═════ Records to use
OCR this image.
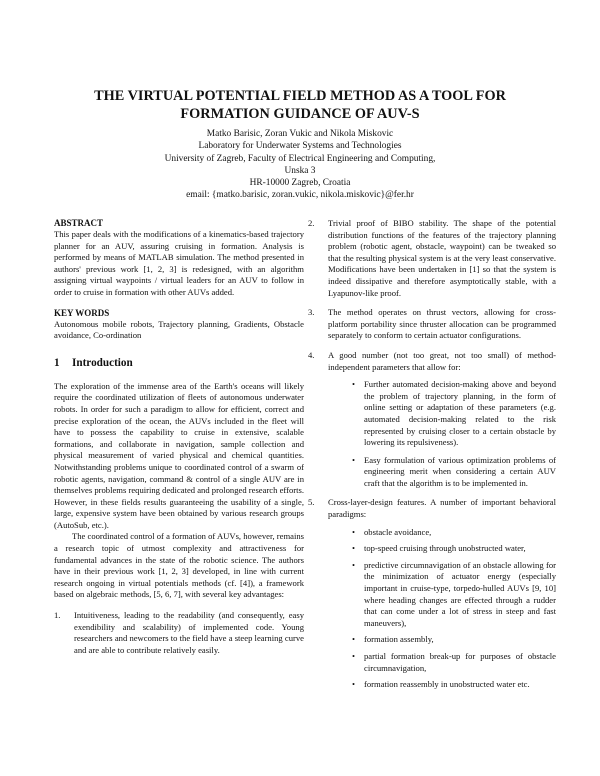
THE VIRTUAL POTENTIAL FIELD METHOD AS A TOOL FOR
FORMATION GUIDANCE OF AUV-S
Matko Barisic, Zoran Vukic and Nikola Miskovic
Laboratory for Underwater Systems and Technologies
University of Zagreb, Faculty of Electrical Engineering and Computing,
Unska 3
HR-10000 Zagreb, Croatia
email: {matko.barisic, zoran.vukic, nikola.miskovic}@fer.hr
ABSTRACT

This paper deals with the modifications of a kinematics-based trajectory planner for an AUV, assuring cruising in formation. Analysis is performed by means of MATLAB simulation. The method presented in authors' previous work [1, 2, 3] is redesigned, with an algorithm assigning virtual waypoints / virtual leaders for an AUV to follow in order to cruise in formation with other AUVs added.

KEY WORDS

Autonomous mobile robots, Trajectory planning, Gradients, Obstacle avoidance, Co-ordination

1 Introduction

The exploration of the immense area of the Earth's oceans will likely require the coordinated utilization of fleets of autonomous underwater robots. In order for such a paradigm to allow for efficient, correct and precise exploration of the ocean, the AUVs included in the fleet will have to possess the capability to cruise in extensive, scalable formations, and collaborate in navigation, sample collection and physical measurement of varied physical and chemical quantities. Notwithstanding problems unique to coordinated control of a swarm of robotic agents, navigation, command & control of a single AUV are in themselves problems requiring dedicated and prolonged research efforts. However, in these fields results guaranteeing the usability of a single, large, expensive system have been obtained by various research groups (AutoSub, etc.).

The coordinated control of a formation of AUVs, however, remains a research topic of utmost complexity and attractiveness for fundamental advances in the state of the robotic science. The authors have in their previous work [1, 2, 3] developed, in line with current research ongoing in virtual potentials methods (cf. [4]), a framework based on algebraic methods, [5, 6, 7], with several key advantages:

1. Intuitiveness, leading to the readability (and consequently, easy exendibility and scalability) of implemented code. Young researchers and newcomers to the field have a steep learning curve and are able to contribute relatively easily.
2. Trivial proof of BIBO stability. The shape of the potential distribution functions of the features of the trajectory planning problem (robotic agent, obstacle, waypoint) can be tweaked so that the resulting physical system is at the very least conservative. Modifications have been undertaken in [1] so that the system is indeed dissipative and therefore asymptotically stable, with a Lyapunov-like proof.
3. The method operates on thrust vectors, allowing for cross-platform portability since thruster allocation can be programmed separately to conform to certain actuator configurations.
4. A good number (not too great, not too small) of method-independent parameters that allow for:
• Further automated decision-making above and beyond the problem of trajectory planning, in the form of online setting or adaptation of these parameters (e.g. automated decision-making related to the risk represented by cruising closer to a certain obstacle by lowering its repulsiveness).
• Easy formulation of various optimization problems of engineering merit when considering a certain AUV craft that the algorithm is to be implemented in.
5. Cross-layer-design features. A number of important behavioral paradigms:
• obstacle avoidance,
• top-speed cruising through unobstructed water,
• predictive circumnavigation of an obstacle allowing for the minimization of actuator energy (especially important in cruise-type, torpedo-hulled AUVs [9, 10] where heading changes are effected through a rudder that can come under a lot of stress in steep and fast maneuvers),
• formation assembly,
• partial formation break-up for purposes of obstacle circumnavigation,
• formation reassembly in unobstructed water etc.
══════════
* **Description of the task**
Without the pictures, copy the material exactly as given.

* **Exercise result**
OCR this image.
THE VIRTUAL POTENTIAL FIELD METHOD AS A TOOL FOR
FORMATION GUIDANCE OF AUV-S
Matko Barisic, Zoran Vukic and Nikola Miskovic
Laboratory for Underwater Systems and Technologies
University of Zagreb, Faculty of Electrical Engineering and Computing,
Unska 3
HR-10000 Zagreb, Croatia
email: {matko.barisic, zoran.vukic, nikola.miskovic}@fer.hr
ABSTRACT

This paper deals with the modifications of a kinematics-based trajectory planner for an AUV, assuring cruising in formation. Analysis is performed by means of MATLAB simulation. The method presented in authors' previous work [1, 2, 3] is redesigned, with an algorithm assigning virtual waypoints / virtual leaders for an AUV to follow in order to cruise in formation with other AUVs added.

KEY WORDS

Autonomous mobile robots, Trajectory planning, Gradients, Obstacle avoidance, Co-ordination

1 Introduction

The exploration of the immense area of the Earth's oceans will likely require the coordinated utilization of fleets of autonomous underwater robots. In order for such a paradigm to allow for efficient, correct and precise exploration of the ocean, the AUVs included in the fleet will have to possess the capability to cruise in extensive, scalable formations, and collaborate in navigation, sample collection and physical measurement of varied physical and chemical quantities. Notwithstanding problems unique to coordinated control of a swarm of robotic agents, navigation, command & control of a single AUV are in themselves problems requiring dedicated and prolonged research efforts. However, in these fields results guaranteeing the usability of a single, large, expensive system have been obtained by various research groups (AutoSub, etc.).

The coordinated control of a formation of AUVs, however, remains a research topic of utmost complexity and attractiveness for fundamental advances in the state of the robotic science. The authors have in their previous work [1, 2, 3] developed, in line with current research ongoing in virtual potentials methods (cf. [4]), a framework based on algebraic methods, [5, 6, 7], with several key advantages:

1. Intuitiveness, leading to the readability (and consequently, easy exendibility and scalability) of implemented code. Young researchers and newcomers to the field have a steep learning curve and are able to contribute relatively easily.
2. Trivial proof of BIBO stability. The shape of the potential distribution functions of the features of the trajectory planning problem (robotic agent, obstacle, waypoint) can be tweaked so that the resulting physical system is at the very least conservative. Modifications have been undertaken in [1] so that the system is indeed dissipative and therefore asymptotically stable, with a Lyapunov-like proof.
3. The method operates on thrust vectors, allowing for cross-platform portability since thruster allocation can be programmed separately to conform to certain actuator configurations.
4. A good number (not too great, not too small) of method-independent parameters that allow for:
• Further automated decision-making above and beyond the problem of trajectory planning, in the form of online setting or adaptation of these parameters (e.g. automated decision-making related to the risk represented by cruising closer to a certain obstacle by lowering its repulsiveness).
• Easy formulation of various optimization problems of engineering merit when considering a certain AUV craft that the algorithm is to be implemented in.
5. Cross-layer-design features. A number of important behavioral paradigms:
• obstacle avoidance,
• top-speed cruising through unobstructed water,
• predictive circumnavigation of an obstacle allowing for the minimization of actuator energy (especially important in cruise-type, torpedo-hulled AUVs [9, 10] where heading changes are effected through a rudder that can come under a lot of stress in steep and fast maneuvers),
• formation assembly,
• partial formation break-up for purposes of obstacle circumnavigation,
• formation reassembly in unobstructed water etc.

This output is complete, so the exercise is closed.